=== What the task requires ===
Print all the records exactly, please.

=== Dataset records ===
►

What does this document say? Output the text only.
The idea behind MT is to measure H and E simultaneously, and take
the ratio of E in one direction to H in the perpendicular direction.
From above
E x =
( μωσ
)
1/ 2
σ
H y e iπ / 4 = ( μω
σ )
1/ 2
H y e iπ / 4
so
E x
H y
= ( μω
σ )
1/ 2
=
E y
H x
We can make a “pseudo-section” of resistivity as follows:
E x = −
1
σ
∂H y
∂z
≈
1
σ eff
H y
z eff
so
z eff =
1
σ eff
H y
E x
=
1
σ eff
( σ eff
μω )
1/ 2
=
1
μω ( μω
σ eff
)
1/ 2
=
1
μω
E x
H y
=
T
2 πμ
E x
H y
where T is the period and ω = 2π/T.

◄

=== Written solution ===
What does this document say? Output the text only.
The idea behind MT is to measure H and E simultaneously, and take
the ratio of E in one direction to H in the perpendicular direction.
From above
E x =
( μωσ
)
1/ 2
σ
H y e iπ / 4 = ( μω
σ )
1/ 2
H y e iπ / 4
so
E x
H y
= ( μω
σ )
1/ 2
=
E y
H x
We can make a “pseudo-section” of resistivity as follows:
E x = −
1
σ
∂H y
∂z
≈
1
σ eff
H y
z eff
so
z eff =
1
σ eff
H y
E x
=
1
σ eff
( σ eff
μω )
1/ 2
=
1
μω ( μω
σ eff
)
1/ 2
=
1
μω
E x
H y
=
T
2 πμ
E x
H y
where T is the period and ω = 2π/T.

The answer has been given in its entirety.